>> begin
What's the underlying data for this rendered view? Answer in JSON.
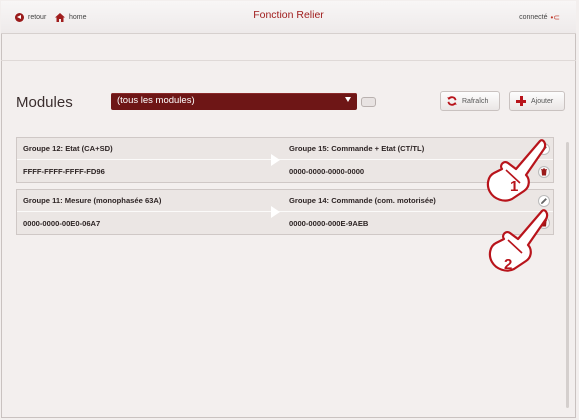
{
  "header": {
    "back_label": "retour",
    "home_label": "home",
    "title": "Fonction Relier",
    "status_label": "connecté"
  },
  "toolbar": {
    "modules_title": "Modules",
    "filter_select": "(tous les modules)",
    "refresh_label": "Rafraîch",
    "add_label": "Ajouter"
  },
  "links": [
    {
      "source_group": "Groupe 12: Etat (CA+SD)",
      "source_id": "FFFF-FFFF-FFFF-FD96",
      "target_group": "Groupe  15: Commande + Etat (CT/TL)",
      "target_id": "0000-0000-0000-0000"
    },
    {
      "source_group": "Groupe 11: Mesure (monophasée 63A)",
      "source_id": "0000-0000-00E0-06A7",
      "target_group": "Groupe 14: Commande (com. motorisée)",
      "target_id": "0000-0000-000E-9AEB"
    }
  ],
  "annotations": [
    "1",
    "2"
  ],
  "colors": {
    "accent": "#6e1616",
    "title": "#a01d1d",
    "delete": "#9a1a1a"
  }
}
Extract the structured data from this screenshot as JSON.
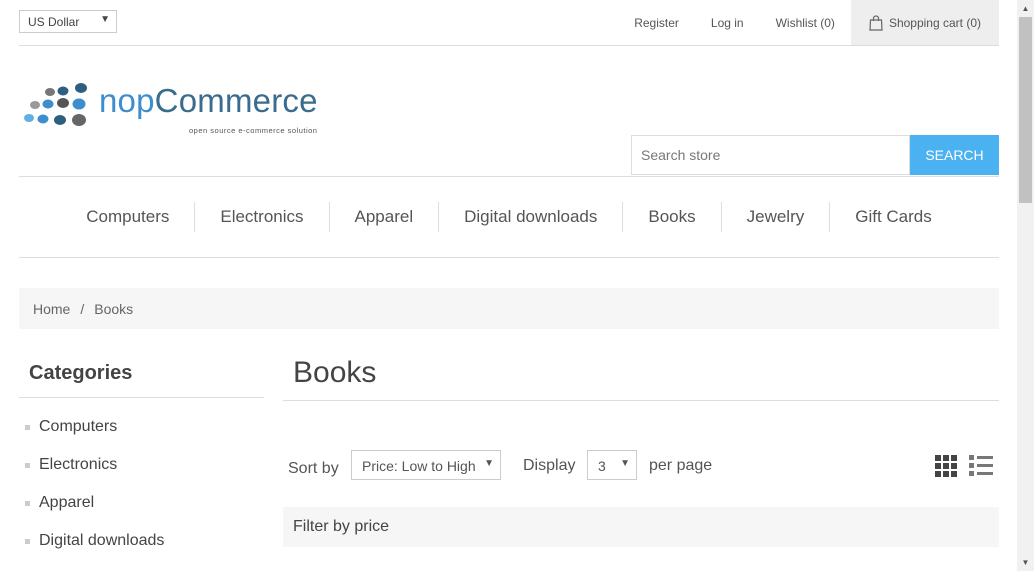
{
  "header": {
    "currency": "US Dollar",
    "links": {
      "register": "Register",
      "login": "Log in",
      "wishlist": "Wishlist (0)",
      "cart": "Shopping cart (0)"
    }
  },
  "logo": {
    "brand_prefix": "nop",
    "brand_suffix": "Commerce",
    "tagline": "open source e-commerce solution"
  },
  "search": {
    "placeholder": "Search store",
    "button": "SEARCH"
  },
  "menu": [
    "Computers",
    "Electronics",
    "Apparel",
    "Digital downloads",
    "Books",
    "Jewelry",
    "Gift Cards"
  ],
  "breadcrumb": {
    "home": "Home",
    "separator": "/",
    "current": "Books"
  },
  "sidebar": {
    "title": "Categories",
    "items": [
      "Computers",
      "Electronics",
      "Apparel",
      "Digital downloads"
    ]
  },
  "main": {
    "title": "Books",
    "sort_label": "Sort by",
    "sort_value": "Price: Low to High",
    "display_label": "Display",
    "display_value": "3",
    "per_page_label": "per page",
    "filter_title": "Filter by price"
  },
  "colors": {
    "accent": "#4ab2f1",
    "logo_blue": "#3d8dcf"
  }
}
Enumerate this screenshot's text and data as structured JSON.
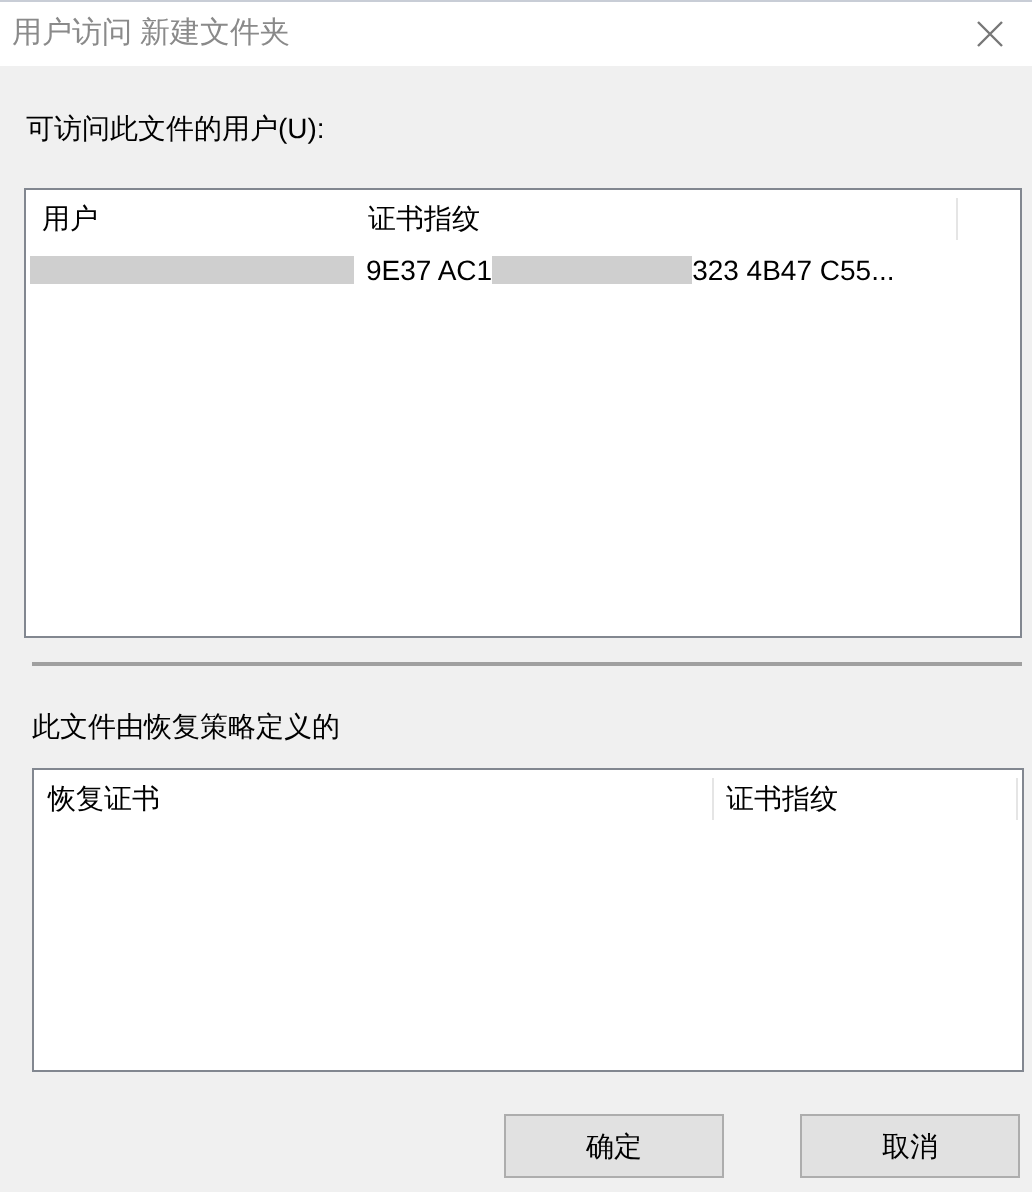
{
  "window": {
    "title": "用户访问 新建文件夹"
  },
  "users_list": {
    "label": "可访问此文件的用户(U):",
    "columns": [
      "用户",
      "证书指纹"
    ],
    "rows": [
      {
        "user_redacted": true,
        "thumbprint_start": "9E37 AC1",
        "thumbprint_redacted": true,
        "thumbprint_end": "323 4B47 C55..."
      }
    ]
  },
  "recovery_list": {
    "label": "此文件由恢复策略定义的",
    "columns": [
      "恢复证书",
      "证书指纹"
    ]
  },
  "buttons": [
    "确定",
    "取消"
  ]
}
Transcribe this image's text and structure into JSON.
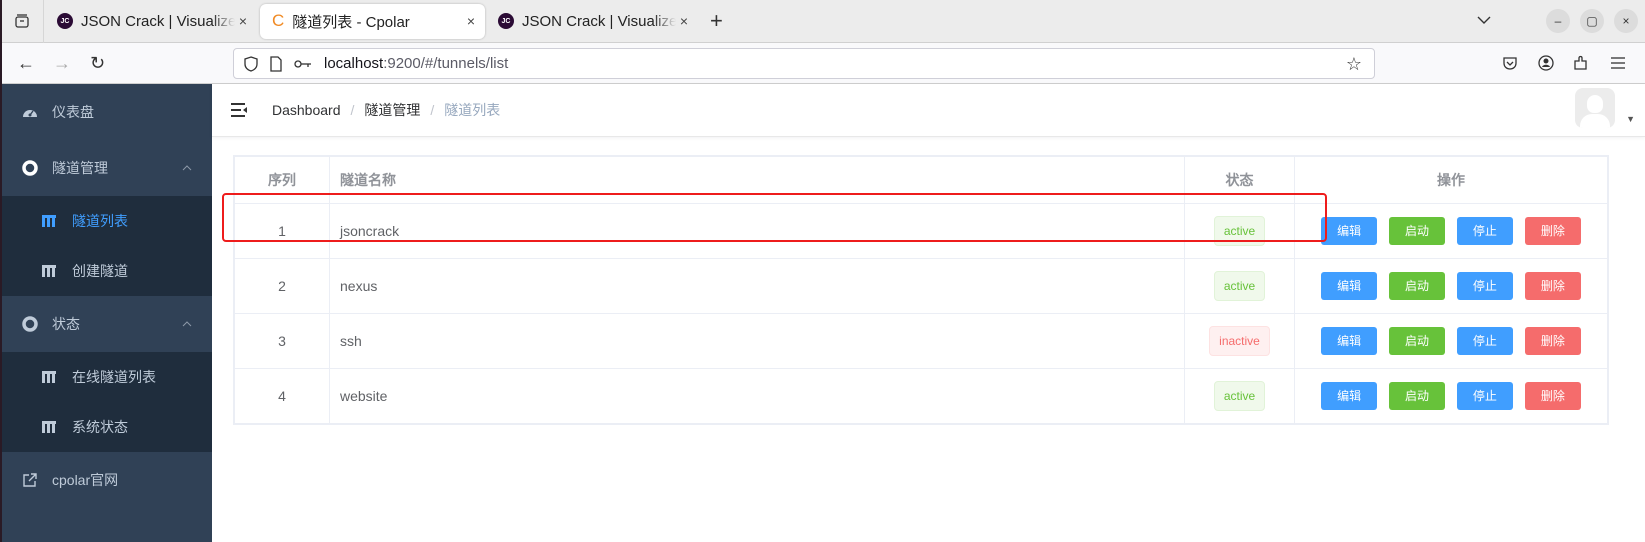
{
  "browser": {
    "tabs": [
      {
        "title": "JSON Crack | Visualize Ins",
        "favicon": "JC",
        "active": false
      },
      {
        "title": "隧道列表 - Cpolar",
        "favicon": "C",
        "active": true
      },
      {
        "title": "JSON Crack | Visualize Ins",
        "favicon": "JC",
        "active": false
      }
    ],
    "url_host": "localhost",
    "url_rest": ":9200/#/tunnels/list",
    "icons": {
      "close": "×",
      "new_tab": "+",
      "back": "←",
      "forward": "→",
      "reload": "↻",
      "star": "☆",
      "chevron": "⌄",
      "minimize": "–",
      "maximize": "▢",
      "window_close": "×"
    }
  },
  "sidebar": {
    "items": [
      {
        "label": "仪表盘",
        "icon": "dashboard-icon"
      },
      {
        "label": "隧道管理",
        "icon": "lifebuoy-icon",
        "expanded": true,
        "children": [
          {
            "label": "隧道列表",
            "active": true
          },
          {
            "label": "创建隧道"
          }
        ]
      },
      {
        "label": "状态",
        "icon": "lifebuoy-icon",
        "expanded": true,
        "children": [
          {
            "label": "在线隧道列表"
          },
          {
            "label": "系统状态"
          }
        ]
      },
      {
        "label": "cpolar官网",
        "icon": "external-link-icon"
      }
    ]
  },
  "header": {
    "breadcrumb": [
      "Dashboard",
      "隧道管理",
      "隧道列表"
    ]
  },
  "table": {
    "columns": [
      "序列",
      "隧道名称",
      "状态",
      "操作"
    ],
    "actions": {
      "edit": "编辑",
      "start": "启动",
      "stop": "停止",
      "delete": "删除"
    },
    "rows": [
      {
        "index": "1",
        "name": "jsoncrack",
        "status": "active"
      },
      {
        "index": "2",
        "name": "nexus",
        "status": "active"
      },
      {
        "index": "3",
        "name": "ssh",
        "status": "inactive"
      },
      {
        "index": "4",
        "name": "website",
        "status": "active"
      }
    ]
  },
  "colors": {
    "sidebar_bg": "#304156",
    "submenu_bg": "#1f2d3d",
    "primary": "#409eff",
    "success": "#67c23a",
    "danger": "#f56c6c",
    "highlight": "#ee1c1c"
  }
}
>> end
• PROMPT: Every record above should come back exactly, but without its pictures.

• EXERCISE SOLUTION:
What's the underlying data for this rendered view? Answer in JSON.
{
  "header": {
    "back_label": "retour",
    "home_label": "home",
    "title": "Fonction Relier",
    "status_label": "connecté"
  },
  "toolbar": {
    "modules_title": "Modules",
    "filter_select": "(tous les modules)",
    "refresh_label": "Rafraîch",
    "add_label": "Ajouter"
  },
  "links": [
    {
      "source_group": "Groupe 12: Etat (CA+SD)",
      "source_id": "FFFF-FFFF-FFFF-FD96",
      "target_group": "Groupe  15: Commande + Etat (CT/TL)",
      "target_id": "0000-0000-0000-0000"
    },
    {
      "source_group": "Groupe 11: Mesure (monophasée 63A)",
      "source_id": "0000-0000-00E0-06A7",
      "target_group": "Groupe 14: Commande (com. motorisée)",
      "target_id": "0000-0000-000E-9AEB"
    }
  ],
  "annotations": [
    "1",
    "2"
  ],
  "colors": {
    "accent": "#6e1616",
    "title": "#a01d1d",
    "delete": "#9a1a1a"
  }
}
Extract the structured data from this screenshot as JSON.
{
  "header": {
    "currency": "US Dollar",
    "links": {
      "register": "Register",
      "login": "Log in",
      "wishlist": "Wishlist (0)",
      "cart": "Shopping cart (0)"
    }
  },
  "logo": {
    "brand_prefix": "nop",
    "brand_suffix": "Commerce",
    "tagline": "open source e-commerce solution"
  },
  "search": {
    "placeholder": "Search store",
    "button": "SEARCH"
  },
  "menu": [
    "Computers",
    "Electronics",
    "Apparel",
    "Digital downloads",
    "Books",
    "Jewelry",
    "Gift Cards"
  ],
  "breadcrumb": {
    "home": "Home",
    "separator": "/",
    "current": "Books"
  },
  "sidebar": {
    "title": "Categories",
    "items": [
      "Computers",
      "Electronics",
      "Apparel",
      "Digital downloads"
    ]
  },
  "main": {
    "title": "Books",
    "sort_label": "Sort by",
    "sort_value": "Price: Low to High",
    "display_label": "Display",
    "display_value": "3",
    "per_page_label": "per page",
    "filter_title": "Filter by price"
  },
  "colors": {
    "accent": "#4ab2f1",
    "logo_blue": "#3d8dcf"
  }
}
Enumerate this screenshot's text and data as structured JSON.
{
  "window": {
    "title": "用户访问 新建文件夹"
  },
  "users_list": {
    "label": "可访问此文件的用户(U):",
    "columns": [
      "用户",
      "证书指纹"
    ],
    "rows": [
      {
        "user_redacted": true,
        "thumbprint_start": "9E37 AC1",
        "thumbprint_redacted": true,
        "thumbprint_end": "323 4B47 C55..."
      }
    ]
  },
  "recovery_list": {
    "label": "此文件由恢复策略定义的",
    "columns": [
      "恢复证书",
      "证书指纹"
    ]
  },
  "buttons": [
    "确定",
    "取消"
  ]
}
Transcribe this image's text and structure into JSON.
{
  "browser": {
    "tabs": [
      {
        "title": "JSON Crack | Visualize Ins",
        "favicon": "JC",
        "active": false
      },
      {
        "title": "隧道列表 - Cpolar",
        "favicon": "C",
        "active": true
      },
      {
        "title": "JSON Crack | Visualize Ins",
        "favicon": "JC",
        "active": false
      }
    ],
    "url_host": "localhost",
    "url_rest": ":9200/#/tunnels/list",
    "icons": {
      "close": "×",
      "new_tab": "+",
      "back": "←",
      "forward": "→",
      "reload": "↻",
      "star": "☆",
      "chevron": "⌄",
      "minimize": "–",
      "maximize": "▢",
      "window_close": "×"
    }
  },
  "sidebar": {
    "items": [
      {
        "label": "仪表盘",
        "icon": "dashboard-icon"
      },
      {
        "label": "隧道管理",
        "icon": "lifebuoy-icon",
        "expanded": true,
        "children": [
          {
            "label": "隧道列表",
            "active": true
          },
          {
            "label": "创建隧道"
          }
        ]
      },
      {
        "label": "状态",
        "icon": "lifebuoy-icon",
        "expanded": true,
        "children": [
          {
            "label": "在线隧道列表"
          },
          {
            "label": "系统状态"
          }
        ]
      },
      {
        "label": "cpolar官网",
        "icon": "external-link-icon"
      }
    ]
  },
  "header": {
    "breadcrumb": [
      "Dashboard",
      "隧道管理",
      "隧道列表"
    ]
  },
  "table": {
    "columns": [
      "序列",
      "隧道名称",
      "状态",
      "操作"
    ],
    "actions": {
      "edit": "编辑",
      "start": "启动",
      "stop": "停止",
      "delete": "删除"
    },
    "rows": [
      {
        "index": "1",
        "name": "jsoncrack",
        "status": "active"
      },
      {
        "index": "2",
        "name": "nexus",
        "status": "active"
      },
      {
        "index": "3",
        "name": "ssh",
        "status": "inactive"
      },
      {
        "index": "4",
        "name": "website",
        "status": "active"
      }
    ]
  },
  "colors": {
    "sidebar_bg": "#304156",
    "submenu_bg": "#1f2d3d",
    "primary": "#409eff",
    "success": "#67c23a",
    "danger": "#f56c6c",
    "highlight": "#ee1c1c"
  }
}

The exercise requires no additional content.